Exercise requirements - Pull out all lines from the listing below in which the word "JSON" appears.

Material to process -
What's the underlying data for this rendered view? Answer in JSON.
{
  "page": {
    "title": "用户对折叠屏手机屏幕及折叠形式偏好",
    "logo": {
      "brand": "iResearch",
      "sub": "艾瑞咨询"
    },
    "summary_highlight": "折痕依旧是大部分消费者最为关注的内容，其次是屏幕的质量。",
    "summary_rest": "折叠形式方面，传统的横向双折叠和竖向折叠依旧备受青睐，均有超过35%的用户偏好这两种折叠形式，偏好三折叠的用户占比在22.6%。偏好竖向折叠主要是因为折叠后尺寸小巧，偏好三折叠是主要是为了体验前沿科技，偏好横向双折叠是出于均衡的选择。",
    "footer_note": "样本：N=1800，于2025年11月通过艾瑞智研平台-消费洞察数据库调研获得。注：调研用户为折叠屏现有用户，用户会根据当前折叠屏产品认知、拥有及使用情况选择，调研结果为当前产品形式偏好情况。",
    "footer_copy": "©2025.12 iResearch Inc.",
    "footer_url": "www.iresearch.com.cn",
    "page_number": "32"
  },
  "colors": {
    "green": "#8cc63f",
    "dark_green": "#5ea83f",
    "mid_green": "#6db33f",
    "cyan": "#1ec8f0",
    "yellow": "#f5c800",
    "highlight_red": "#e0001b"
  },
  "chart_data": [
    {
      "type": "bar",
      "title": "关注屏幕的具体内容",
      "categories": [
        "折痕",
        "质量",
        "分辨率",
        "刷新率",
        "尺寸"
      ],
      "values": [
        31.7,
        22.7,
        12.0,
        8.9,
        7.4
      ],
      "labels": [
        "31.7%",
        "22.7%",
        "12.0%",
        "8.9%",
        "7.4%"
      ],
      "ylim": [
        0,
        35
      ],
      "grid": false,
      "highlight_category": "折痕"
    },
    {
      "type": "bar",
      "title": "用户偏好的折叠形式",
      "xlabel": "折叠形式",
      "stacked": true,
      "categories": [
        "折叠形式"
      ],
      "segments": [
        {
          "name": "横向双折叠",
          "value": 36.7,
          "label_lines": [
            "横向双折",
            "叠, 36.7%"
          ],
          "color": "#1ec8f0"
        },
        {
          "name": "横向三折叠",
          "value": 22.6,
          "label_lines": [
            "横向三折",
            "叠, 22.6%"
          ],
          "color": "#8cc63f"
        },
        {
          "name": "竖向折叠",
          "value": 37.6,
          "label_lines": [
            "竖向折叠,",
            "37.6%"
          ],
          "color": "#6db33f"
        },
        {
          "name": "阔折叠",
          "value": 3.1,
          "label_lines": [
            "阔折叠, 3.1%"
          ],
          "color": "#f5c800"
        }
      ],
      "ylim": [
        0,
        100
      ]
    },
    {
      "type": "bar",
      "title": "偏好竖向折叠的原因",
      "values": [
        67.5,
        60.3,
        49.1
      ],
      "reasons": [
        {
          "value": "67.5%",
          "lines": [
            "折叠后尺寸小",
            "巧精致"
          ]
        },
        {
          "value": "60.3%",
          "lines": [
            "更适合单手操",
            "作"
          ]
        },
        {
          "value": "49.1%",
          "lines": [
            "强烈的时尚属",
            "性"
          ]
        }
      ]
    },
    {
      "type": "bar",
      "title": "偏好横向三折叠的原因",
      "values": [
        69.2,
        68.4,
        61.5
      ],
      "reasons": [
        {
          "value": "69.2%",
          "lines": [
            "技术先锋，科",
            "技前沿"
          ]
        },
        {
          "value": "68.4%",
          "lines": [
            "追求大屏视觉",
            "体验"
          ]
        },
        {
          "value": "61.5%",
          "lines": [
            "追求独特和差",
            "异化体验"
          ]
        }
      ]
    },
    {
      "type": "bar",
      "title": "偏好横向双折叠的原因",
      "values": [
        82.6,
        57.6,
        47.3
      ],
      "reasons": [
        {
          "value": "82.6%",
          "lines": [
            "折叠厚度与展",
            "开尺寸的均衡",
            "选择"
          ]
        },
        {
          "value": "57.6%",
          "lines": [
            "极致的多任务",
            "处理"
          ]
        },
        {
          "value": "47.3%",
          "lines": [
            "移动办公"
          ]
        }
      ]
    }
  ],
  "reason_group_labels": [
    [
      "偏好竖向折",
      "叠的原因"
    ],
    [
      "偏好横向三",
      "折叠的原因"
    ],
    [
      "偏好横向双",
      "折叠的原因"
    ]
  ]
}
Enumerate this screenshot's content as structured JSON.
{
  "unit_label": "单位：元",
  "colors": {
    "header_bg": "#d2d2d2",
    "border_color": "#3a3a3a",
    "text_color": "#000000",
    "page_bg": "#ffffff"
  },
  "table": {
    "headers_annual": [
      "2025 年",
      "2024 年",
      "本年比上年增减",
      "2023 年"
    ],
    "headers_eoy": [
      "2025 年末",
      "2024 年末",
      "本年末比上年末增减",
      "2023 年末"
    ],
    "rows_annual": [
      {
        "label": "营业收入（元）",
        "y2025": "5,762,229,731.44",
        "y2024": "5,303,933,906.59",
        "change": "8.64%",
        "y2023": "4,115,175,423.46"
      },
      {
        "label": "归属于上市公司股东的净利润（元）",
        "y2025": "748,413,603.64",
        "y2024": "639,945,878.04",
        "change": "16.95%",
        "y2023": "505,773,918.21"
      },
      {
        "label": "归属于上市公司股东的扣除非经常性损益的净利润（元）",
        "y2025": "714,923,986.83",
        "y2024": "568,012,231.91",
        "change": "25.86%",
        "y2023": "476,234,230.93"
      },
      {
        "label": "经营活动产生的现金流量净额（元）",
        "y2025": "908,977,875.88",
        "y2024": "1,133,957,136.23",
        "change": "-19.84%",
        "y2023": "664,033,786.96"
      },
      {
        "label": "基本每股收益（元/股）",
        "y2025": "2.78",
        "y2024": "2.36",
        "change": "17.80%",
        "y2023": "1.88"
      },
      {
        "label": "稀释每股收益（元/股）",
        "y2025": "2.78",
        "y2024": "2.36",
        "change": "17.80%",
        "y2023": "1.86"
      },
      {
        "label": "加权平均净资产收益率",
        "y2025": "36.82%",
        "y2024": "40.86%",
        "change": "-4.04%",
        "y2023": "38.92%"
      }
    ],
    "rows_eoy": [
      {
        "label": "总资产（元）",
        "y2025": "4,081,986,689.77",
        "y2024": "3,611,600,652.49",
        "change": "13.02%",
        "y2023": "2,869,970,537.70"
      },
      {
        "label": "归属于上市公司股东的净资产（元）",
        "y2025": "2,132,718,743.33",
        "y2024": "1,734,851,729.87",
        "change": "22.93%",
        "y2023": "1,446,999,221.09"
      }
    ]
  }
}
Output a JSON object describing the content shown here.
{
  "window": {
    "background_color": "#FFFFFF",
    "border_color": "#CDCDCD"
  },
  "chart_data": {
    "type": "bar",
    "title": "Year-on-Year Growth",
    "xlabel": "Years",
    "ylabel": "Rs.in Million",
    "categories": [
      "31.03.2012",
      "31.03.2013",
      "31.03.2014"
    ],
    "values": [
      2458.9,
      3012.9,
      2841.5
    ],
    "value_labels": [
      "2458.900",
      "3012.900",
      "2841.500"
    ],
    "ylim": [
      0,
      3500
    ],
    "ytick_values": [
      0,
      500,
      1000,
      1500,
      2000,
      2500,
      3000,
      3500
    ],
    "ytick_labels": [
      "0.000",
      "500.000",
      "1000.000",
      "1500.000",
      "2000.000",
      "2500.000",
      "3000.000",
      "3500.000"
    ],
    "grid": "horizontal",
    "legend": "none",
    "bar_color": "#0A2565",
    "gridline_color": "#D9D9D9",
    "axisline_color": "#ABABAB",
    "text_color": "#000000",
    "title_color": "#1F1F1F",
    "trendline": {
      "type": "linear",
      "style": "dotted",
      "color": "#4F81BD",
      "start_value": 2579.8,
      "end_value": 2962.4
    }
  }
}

Task result -
What's the underlying data for this rendered view? Answer in JSON.
Enumerate this screenshot's content as structured JSON.
Output a JSON object describing the content shown here.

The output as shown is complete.